◆ What you need to do ◆
All of the listing below must be repeated word for word. Pictures are the only thing to omit.

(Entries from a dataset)
□ □ □ □ □ □ □

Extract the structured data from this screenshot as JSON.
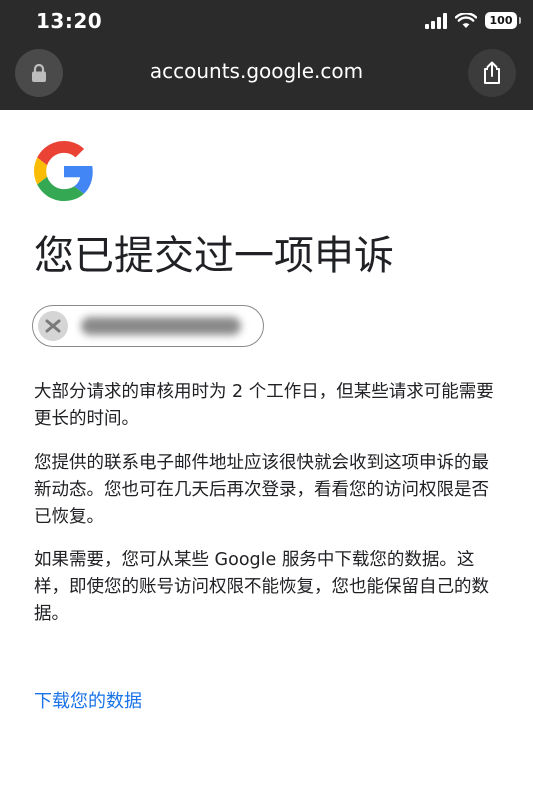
{
  "status_bar": {
    "time": "13:20",
    "battery_level": "100"
  },
  "browser": {
    "url": "accounts.google.com"
  },
  "page": {
    "title": "您已提交过一项申诉",
    "paragraphs": [
      "大部分请求的审核用时为 2 个工作日，但某些请求可能需要更长的时间。",
      "您提供的联系电子邮件地址应该很快就会收到这项申诉的最新动态。您也可在几天后再次登录，看看您的访问权限是否已恢复。",
      "如果需要，您可从某些 Google 服务中下载您的数据。这样，即使您的账号访问权限不能恢复，您也能保留自己的数据。"
    ],
    "download_link": "下载您的数据"
  },
  "colors": {
    "toolbar_bg": "#2b2b2b",
    "link": "#1a73e8",
    "text": "#202124",
    "google_blue": "#4285F4",
    "google_red": "#EA4335",
    "google_yellow": "#FBBC05",
    "google_green": "#34A853"
  },
  "icons": [
    "signal-icon",
    "wifi-icon",
    "battery-icon",
    "lock-icon",
    "share-icon",
    "google-logo",
    "avatar-icon"
  ]
}
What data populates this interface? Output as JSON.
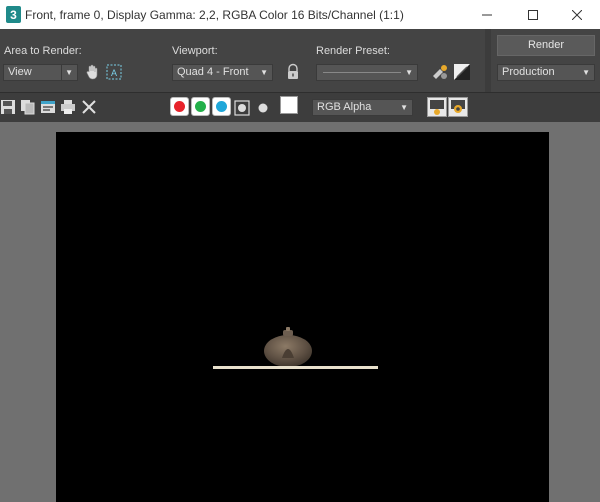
{
  "window": {
    "title": "Front, frame 0, Display Gamma: 2,2, RGBA Color 16 Bits/Channel (1:1)",
    "minimize_glyph": "—",
    "maximize_glyph": "☐",
    "close_glyph": "✕"
  },
  "controls": {
    "area_label": "Area to Render:",
    "area_value": "View",
    "viewport_label": "Viewport:",
    "viewport_value": "Quad 4 - Front",
    "preset_label": "Render Preset:",
    "preset_value": "",
    "render_button": "Render",
    "production_value": "Production"
  },
  "toolbar": {
    "channel_value": "RGB Alpha",
    "channels": [
      {
        "name": "red",
        "color": "#e8232b"
      },
      {
        "name": "green",
        "color": "#23b04a"
      },
      {
        "name": "blue",
        "color": "#1fa7d9"
      }
    ]
  },
  "icons": {
    "app": "3ds-max-icon",
    "save": "save-icon",
    "copy": "copy-icon",
    "clone": "clone-window-icon",
    "print": "print-icon",
    "clear": "clear-icon",
    "lock": "lock-icon"
  }
}
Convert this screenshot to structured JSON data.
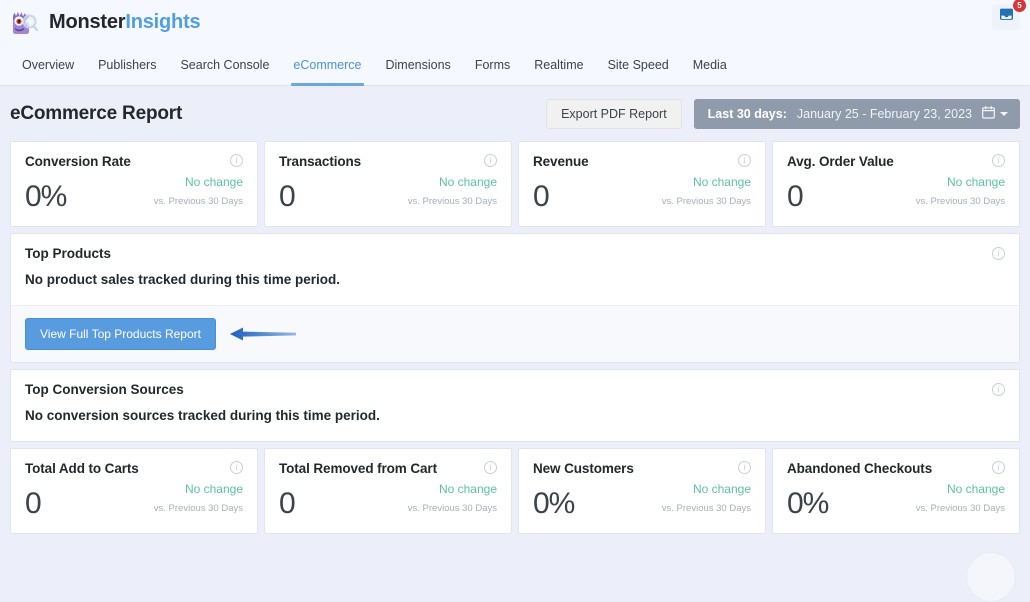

□ □ □ □ □ □ □

◆ Task solution ◆
Extract the structured data from this screenshot as JSON.
{
  "status_bar": {
    "time": "13:20",
    "battery_level": "100"
  },
  "browser": {
    "url": "accounts.google.com"
  },
  "page": {
    "title": "您已提交过一项申诉",
    "paragraphs": [
      "大部分请求的审核用时为 2 个工作日，但某些请求可能需要更长的时间。",
      "您提供的联系电子邮件地址应该很快就会收到这项申诉的最新动态。您也可在几天后再次登录，看看您的访问权限是否已恢复。",
      "如果需要，您可从某些 Google 服务中下载您的数据。这样，即使您的账号访问权限不能恢复，您也能保留自己的数据。"
    ],
    "download_link": "下载您的数据"
  },
  "colors": {
    "toolbar_bg": "#2b2b2b",
    "link": "#1a73e8",
    "text": "#202124",
    "google_blue": "#4285F4",
    "google_red": "#EA4335",
    "google_yellow": "#FBBC05",
    "google_green": "#34A853"
  },
  "icons": [
    "signal-icon",
    "wifi-icon",
    "battery-icon",
    "lock-icon",
    "share-icon",
    "google-logo",
    "avatar-icon"
  ]
}
What data populates this interface? Output as JSON.
{
  "window": {
    "title": "Front, frame 0, Display Gamma: 2,2, RGBA Color 16 Bits/Channel (1:1)",
    "minimize_glyph": "—",
    "maximize_glyph": "☐",
    "close_glyph": "✕"
  },
  "controls": {
    "area_label": "Area to Render:",
    "area_value": "View",
    "viewport_label": "Viewport:",
    "viewport_value": "Quad 4 - Front",
    "preset_label": "Render Preset:",
    "preset_value": "",
    "render_button": "Render",
    "production_value": "Production"
  },
  "toolbar": {
    "channel_value": "RGB Alpha",
    "channels": [
      {
        "name": "red",
        "color": "#e8232b"
      },
      {
        "name": "green",
        "color": "#23b04a"
      },
      {
        "name": "blue",
        "color": "#1fa7d9"
      }
    ]
  },
  "icons": {
    "app": "3ds-max-icon",
    "save": "save-icon",
    "copy": "copy-icon",
    "clone": "clone-window-icon",
    "print": "print-icon",
    "clear": "clear-icon",
    "lock": "lock-icon"
  }
}
Convert this screenshot to structured JSON data.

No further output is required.